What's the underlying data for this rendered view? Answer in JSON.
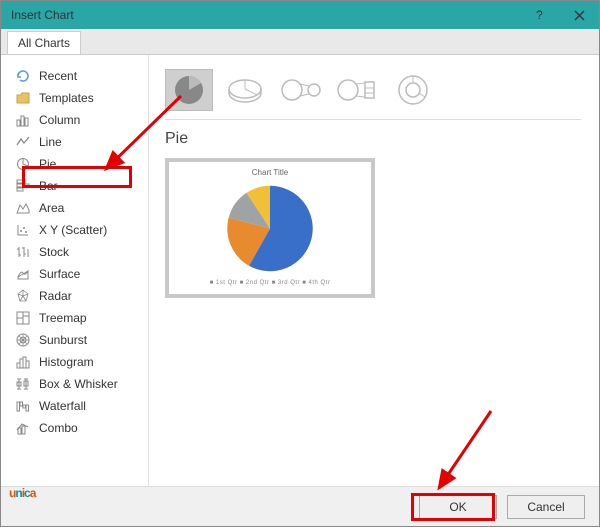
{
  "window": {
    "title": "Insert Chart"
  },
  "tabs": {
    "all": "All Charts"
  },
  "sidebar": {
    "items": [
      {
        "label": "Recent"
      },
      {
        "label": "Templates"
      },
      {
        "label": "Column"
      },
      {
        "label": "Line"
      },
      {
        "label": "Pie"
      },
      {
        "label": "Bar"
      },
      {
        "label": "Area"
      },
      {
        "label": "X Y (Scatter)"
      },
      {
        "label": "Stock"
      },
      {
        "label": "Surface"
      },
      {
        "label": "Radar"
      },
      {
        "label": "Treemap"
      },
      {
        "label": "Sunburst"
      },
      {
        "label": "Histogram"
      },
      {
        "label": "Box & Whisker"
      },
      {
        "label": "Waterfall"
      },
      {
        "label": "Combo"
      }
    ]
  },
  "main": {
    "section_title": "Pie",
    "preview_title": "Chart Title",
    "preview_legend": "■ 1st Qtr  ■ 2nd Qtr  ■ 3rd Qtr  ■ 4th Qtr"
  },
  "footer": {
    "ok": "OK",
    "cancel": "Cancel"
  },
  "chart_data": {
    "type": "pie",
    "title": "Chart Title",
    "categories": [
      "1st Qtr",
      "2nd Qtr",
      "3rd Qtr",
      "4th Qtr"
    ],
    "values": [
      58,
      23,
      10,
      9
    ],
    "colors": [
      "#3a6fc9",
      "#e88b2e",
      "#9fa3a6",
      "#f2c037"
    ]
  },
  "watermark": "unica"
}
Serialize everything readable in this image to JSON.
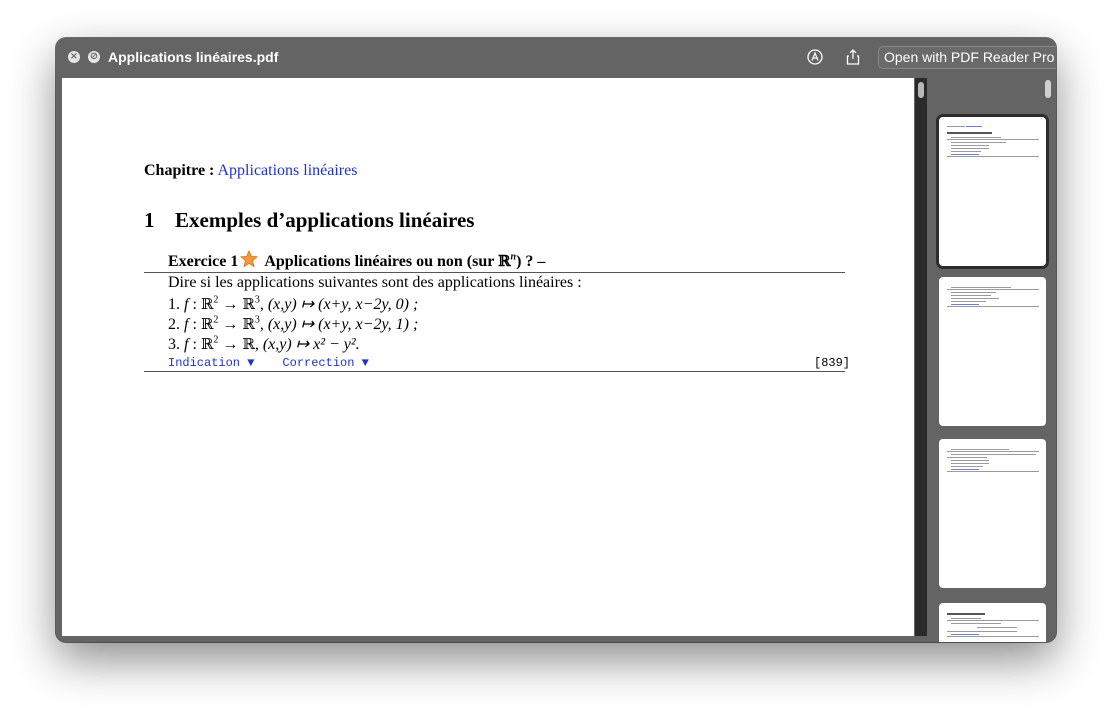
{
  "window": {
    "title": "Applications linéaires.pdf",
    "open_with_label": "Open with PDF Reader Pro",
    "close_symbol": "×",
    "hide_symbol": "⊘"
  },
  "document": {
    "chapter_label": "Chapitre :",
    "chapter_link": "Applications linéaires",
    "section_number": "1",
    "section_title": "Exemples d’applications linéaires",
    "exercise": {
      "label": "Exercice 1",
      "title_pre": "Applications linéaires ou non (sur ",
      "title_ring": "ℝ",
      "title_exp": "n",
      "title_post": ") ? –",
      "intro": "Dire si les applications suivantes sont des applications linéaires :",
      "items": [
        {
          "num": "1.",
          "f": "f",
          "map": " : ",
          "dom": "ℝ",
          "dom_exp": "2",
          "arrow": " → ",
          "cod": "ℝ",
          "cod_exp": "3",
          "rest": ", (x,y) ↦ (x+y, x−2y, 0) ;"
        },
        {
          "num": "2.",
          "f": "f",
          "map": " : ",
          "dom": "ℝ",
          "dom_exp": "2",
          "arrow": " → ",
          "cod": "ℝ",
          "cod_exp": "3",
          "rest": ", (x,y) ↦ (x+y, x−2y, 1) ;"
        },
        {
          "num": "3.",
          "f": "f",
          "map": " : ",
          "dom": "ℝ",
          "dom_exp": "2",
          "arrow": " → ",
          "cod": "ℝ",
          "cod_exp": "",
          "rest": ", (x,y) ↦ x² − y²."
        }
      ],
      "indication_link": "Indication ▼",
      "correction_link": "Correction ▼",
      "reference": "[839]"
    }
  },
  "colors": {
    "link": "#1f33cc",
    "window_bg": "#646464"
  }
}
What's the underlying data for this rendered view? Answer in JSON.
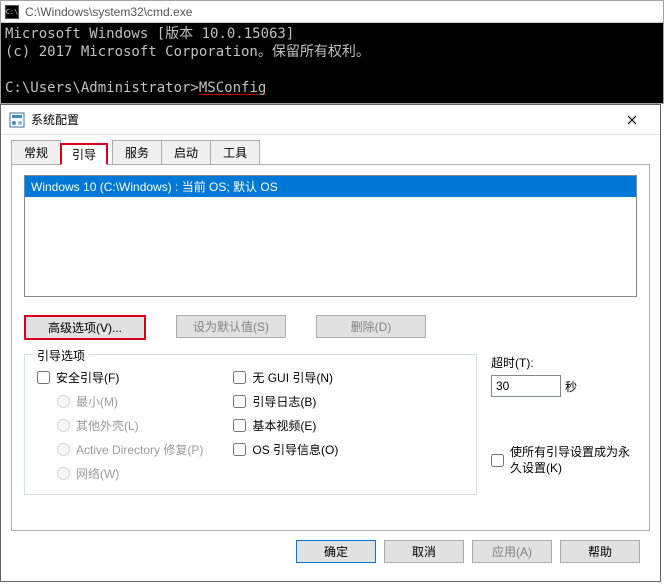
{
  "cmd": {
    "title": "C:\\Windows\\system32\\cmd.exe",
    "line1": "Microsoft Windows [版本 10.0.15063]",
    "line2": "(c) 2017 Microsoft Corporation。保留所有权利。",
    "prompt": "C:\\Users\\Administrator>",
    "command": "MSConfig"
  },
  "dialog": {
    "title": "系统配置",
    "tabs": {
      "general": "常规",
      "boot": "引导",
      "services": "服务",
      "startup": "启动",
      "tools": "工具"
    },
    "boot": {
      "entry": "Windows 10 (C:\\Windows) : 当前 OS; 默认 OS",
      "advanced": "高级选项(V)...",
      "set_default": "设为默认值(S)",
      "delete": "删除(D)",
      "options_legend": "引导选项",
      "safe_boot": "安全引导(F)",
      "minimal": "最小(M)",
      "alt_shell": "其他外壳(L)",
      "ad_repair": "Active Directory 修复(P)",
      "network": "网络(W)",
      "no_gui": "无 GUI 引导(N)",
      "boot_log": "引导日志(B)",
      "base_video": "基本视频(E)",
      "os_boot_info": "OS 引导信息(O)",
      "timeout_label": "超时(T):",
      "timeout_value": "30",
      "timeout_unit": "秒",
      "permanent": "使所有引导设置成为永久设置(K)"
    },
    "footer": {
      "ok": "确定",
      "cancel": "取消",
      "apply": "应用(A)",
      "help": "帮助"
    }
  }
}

...

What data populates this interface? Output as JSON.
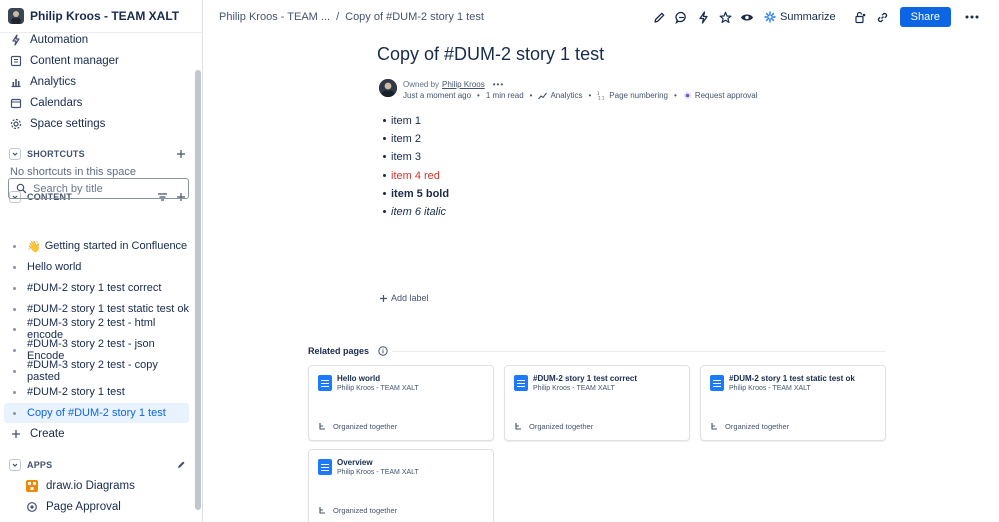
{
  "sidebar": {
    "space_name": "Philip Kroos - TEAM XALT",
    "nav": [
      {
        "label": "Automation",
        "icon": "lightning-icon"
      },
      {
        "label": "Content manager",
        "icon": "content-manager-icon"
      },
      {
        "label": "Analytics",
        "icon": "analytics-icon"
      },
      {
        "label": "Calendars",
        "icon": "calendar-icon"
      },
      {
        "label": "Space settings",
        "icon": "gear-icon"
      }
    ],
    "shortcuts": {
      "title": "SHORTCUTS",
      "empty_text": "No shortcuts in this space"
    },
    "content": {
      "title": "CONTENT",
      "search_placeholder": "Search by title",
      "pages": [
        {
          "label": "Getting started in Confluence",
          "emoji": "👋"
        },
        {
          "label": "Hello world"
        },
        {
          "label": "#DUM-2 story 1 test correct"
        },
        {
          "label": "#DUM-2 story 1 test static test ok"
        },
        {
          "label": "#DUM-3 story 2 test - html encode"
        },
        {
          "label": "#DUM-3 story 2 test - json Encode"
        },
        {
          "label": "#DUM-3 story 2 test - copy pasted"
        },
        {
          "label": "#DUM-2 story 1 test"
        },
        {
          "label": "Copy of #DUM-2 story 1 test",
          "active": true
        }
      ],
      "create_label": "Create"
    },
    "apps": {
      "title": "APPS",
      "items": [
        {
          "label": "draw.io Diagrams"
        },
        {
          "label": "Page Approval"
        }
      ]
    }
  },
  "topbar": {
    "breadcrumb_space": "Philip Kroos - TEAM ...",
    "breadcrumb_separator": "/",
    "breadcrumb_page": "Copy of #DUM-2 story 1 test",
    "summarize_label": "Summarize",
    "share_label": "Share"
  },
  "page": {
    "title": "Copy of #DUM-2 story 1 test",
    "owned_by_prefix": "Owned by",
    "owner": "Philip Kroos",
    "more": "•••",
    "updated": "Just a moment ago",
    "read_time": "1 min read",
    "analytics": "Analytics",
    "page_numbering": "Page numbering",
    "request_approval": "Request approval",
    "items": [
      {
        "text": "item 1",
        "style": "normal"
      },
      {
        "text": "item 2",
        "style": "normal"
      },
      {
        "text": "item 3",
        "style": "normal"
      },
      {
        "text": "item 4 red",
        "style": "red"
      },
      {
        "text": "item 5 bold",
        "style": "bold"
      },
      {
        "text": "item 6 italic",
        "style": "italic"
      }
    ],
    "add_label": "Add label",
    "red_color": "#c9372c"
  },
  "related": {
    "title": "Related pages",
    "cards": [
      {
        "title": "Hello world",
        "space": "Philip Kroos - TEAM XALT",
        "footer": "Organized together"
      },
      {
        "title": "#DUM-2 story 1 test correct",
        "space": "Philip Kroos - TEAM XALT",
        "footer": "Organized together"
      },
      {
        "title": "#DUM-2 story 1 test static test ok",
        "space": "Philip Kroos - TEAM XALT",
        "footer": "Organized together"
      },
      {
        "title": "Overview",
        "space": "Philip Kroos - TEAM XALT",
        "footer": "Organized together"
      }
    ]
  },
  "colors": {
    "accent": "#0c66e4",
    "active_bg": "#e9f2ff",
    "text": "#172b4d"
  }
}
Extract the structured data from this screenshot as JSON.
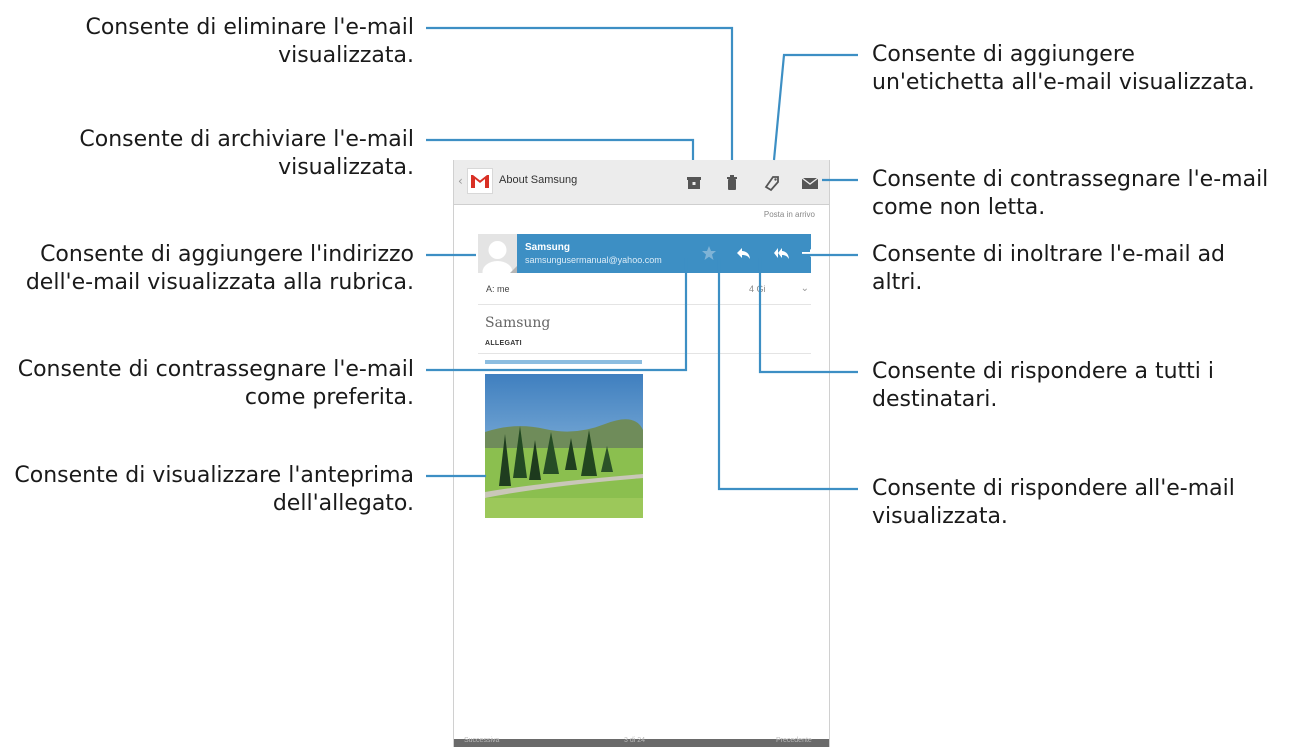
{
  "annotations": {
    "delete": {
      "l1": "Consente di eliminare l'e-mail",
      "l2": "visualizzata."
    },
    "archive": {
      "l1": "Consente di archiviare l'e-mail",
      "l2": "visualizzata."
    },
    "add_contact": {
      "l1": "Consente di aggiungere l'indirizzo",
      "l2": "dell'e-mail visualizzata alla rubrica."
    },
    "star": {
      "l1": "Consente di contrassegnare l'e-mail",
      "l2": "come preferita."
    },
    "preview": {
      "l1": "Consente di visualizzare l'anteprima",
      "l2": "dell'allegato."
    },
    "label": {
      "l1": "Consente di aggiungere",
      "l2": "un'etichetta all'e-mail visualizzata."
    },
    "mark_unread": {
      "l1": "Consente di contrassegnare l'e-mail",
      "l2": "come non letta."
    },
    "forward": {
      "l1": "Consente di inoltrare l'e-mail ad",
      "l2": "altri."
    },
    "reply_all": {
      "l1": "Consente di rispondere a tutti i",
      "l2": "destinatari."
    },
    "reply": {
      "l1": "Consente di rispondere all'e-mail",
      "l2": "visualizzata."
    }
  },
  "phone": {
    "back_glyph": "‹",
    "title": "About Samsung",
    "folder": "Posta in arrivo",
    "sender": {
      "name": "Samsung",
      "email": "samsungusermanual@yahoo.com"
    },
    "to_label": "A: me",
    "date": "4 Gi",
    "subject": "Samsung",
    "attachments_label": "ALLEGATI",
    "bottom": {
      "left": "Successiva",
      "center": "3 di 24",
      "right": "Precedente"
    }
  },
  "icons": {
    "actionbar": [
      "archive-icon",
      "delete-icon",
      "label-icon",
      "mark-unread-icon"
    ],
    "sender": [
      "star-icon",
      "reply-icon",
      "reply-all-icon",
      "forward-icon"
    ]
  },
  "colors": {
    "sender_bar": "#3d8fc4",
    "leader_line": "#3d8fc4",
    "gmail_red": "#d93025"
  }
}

**GIVEN EXERCISE**
In the records above, find each line with the word "linéaires" and copy it.

**THE RESPONSE**
    "title": "Applications linéaires.pdf",
    "chapter_link": "Applications linéaires",
    "section_title": "Exemples d’applications linéaires",
      "title_pre": "Applications linéaires ou non (sur ",
      "intro": "Dire si les applications suivantes sont des applications linéaires :",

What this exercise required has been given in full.